What you will do: Retype each entry below exactly as it stands.

Provided information:

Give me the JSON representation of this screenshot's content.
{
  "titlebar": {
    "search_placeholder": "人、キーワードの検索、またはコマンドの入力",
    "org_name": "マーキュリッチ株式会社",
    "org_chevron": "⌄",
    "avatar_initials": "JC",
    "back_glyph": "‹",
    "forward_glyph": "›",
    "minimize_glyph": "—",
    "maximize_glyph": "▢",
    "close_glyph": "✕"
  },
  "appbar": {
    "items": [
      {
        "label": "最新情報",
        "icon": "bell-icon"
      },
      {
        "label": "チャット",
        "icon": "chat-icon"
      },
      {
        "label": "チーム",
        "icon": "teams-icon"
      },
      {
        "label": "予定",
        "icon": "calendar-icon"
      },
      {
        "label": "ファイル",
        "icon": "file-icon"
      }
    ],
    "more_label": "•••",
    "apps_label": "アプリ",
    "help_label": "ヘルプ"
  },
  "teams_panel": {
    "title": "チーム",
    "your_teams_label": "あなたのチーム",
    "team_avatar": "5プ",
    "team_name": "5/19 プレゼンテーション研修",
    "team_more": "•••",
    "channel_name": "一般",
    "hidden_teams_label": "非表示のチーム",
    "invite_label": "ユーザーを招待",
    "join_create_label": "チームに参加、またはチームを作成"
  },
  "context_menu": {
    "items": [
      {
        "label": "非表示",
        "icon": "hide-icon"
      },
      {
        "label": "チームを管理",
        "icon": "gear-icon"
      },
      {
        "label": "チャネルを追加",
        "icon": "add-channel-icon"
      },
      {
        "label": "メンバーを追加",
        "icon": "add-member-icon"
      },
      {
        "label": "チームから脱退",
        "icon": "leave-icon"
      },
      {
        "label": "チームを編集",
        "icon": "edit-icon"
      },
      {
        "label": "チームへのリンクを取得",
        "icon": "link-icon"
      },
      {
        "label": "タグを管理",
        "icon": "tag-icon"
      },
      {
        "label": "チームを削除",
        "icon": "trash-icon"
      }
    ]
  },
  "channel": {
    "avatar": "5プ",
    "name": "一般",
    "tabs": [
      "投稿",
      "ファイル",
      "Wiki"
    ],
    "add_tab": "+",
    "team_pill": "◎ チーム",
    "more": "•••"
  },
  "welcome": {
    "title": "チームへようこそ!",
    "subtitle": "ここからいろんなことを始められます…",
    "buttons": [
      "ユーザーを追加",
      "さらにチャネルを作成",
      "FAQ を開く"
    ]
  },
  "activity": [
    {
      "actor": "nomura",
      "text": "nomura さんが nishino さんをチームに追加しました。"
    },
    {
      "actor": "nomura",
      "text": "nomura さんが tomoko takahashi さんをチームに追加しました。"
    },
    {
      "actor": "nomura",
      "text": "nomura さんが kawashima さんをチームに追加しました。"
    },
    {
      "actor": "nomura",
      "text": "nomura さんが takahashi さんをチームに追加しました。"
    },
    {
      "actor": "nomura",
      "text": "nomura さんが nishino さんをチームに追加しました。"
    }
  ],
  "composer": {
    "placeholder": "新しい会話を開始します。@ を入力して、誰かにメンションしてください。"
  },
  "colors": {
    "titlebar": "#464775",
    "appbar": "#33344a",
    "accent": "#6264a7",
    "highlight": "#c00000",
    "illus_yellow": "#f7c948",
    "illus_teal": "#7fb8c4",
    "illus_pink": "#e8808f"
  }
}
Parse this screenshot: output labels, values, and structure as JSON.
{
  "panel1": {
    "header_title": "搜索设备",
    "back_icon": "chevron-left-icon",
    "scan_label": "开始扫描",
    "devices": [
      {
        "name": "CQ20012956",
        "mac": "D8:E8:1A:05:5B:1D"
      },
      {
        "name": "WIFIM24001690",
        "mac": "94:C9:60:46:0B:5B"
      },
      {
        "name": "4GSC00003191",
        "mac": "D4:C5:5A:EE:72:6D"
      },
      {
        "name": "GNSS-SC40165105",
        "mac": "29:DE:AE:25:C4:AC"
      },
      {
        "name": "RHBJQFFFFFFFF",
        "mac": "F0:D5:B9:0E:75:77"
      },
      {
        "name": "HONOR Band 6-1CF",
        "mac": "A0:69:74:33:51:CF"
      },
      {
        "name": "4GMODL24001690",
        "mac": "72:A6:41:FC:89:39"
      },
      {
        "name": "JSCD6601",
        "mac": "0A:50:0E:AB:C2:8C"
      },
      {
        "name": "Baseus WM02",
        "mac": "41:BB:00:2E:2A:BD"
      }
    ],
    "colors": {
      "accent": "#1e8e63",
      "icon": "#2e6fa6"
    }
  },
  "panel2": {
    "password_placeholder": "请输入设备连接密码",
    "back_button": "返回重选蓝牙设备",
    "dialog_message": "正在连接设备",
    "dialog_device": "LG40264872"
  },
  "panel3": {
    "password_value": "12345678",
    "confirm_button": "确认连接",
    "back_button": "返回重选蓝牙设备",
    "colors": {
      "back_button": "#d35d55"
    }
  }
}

Exercise answer:
Give me the JSON representation of this screenshot's content.
{
  "titlebar": {
    "search_placeholder": "人、キーワードの検索、またはコマンドの入力",
    "org_name": "マーキュリッチ株式会社",
    "org_chevron": "⌄",
    "avatar_initials": "JC",
    "back_glyph": "‹",
    "forward_glyph": "›",
    "minimize_glyph": "—",
    "maximize_glyph": "▢",
    "close_glyph": "✕"
  },
  "appbar": {
    "items": [
      {
        "label": "最新情報",
        "icon": "bell-icon"
      },
      {
        "label": "チャット",
        "icon": "chat-icon"
      },
      {
        "label": "チーム",
        "icon": "teams-icon"
      },
      {
        "label": "予定",
        "icon": "calendar-icon"
      },
      {
        "label": "ファイル",
        "icon": "file-icon"
      }
    ],
    "more_label": "•••",
    "apps_label": "アプリ",
    "help_label": "ヘルプ"
  },
  "teams_panel": {
    "title": "チーム",
    "your_teams_label": "あなたのチーム",
    "team_avatar": "5プ",
    "team_name": "5/19 プレゼンテーション研修",
    "team_more": "•••",
    "channel_name": "一般",
    "hidden_teams_label": "非表示のチーム",
    "invite_label": "ユーザーを招待",
    "join_create_label": "チームに参加、またはチームを作成"
  },
  "context_menu": {
    "items": [
      {
        "label": "非表示",
        "icon": "hide-icon"
      },
      {
        "label": "チームを管理",
        "icon": "gear-icon"
      },
      {
        "label": "チャネルを追加",
        "icon": "add-channel-icon"
      },
      {
        "label": "メンバーを追加",
        "icon": "add-member-icon"
      },
      {
        "label": "チームから脱退",
        "icon": "leave-icon"
      },
      {
        "label": "チームを編集",
        "icon": "edit-icon"
      },
      {
        "label": "チームへのリンクを取得",
        "icon": "link-icon"
      },
      {
        "label": "タグを管理",
        "icon": "tag-icon"
      },
      {
        "label": "チームを削除",
        "icon": "trash-icon"
      }
    ]
  },
  "channel": {
    "avatar": "5プ",
    "name": "一般",
    "tabs": [
      "投稿",
      "ファイル",
      "Wiki"
    ],
    "add_tab": "+",
    "team_pill": "◎ チーム",
    "more": "•••"
  },
  "welcome": {
    "title": "チームへようこそ!",
    "subtitle": "ここからいろんなことを始められます…",
    "buttons": [
      "ユーザーを追加",
      "さらにチャネルを作成",
      "FAQ を開く"
    ]
  },
  "activity": [
    {
      "actor": "nomura",
      "text": "nomura さんが nishino さんをチームに追加しました。"
    },
    {
      "actor": "nomura",
      "text": "nomura さんが tomoko takahashi さんをチームに追加しました。"
    },
    {
      "actor": "nomura",
      "text": "nomura さんが kawashima さんをチームに追加しました。"
    },
    {
      "actor": "nomura",
      "text": "nomura さんが takahashi さんをチームに追加しました。"
    },
    {
      "actor": "nomura",
      "text": "nomura さんが nishino さんをチームに追加しました。"
    }
  ],
  "composer": {
    "placeholder": "新しい会話を開始します。@ を入力して、誰かにメンションしてください。"
  },
  "colors": {
    "titlebar": "#464775",
    "appbar": "#33344a",
    "accent": "#6264a7",
    "highlight": "#c00000",
    "illus_yellow": "#f7c948",
    "illus_teal": "#7fb8c4",
    "illus_pink": "#e8808f"
  }
}
Parse this screenshot: output labels, values, and structure as JSON.
{
  "panel1": {
    "header_title": "搜索设备",
    "back_icon": "chevron-left-icon",
    "scan_label": "开始扫描",
    "devices": [
      {
        "name": "CQ20012956",
        "mac": "D8:E8:1A:05:5B:1D"
      },
      {
        "name": "WIFIM24001690",
        "mac": "94:C9:60:46:0B:5B"
      },
      {
        "name": "4GSC00003191",
        "mac": "D4:C5:5A:EE:72:6D"
      },
      {
        "name": "GNSS-SC40165105",
        "mac": "29:DE:AE:25:C4:AC"
      },
      {
        "name": "RHBJQFFFFFFFF",
        "mac": "F0:D5:B9:0E:75:77"
      },
      {
        "name": "HONOR Band 6-1CF",
        "mac": "A0:69:74:33:51:CF"
      },
      {
        "name": "4GMODL24001690",
        "mac": "72:A6:41:FC:89:39"
      },
      {
        "name": "JSCD6601",
        "mac": "0A:50:0E:AB:C2:8C"
      },
      {
        "name": "Baseus WM02",
        "mac": "41:BB:00:2E:2A:BD"
      }
    ],
    "colors": {
      "accent": "#1e8e63",
      "icon": "#2e6fa6"
    }
  },
  "panel2": {
    "password_placeholder": "请输入设备连接密码",
    "back_button": "返回重选蓝牙设备",
    "dialog_message": "正在连接设备",
    "dialog_device": "LG40264872"
  },
  "panel3": {
    "password_value": "12345678",
    "confirm_button": "确认连接",
    "back_button": "返回重选蓝牙设备",
    "colors": {
      "back_button": "#d35d55"
    }
  }
}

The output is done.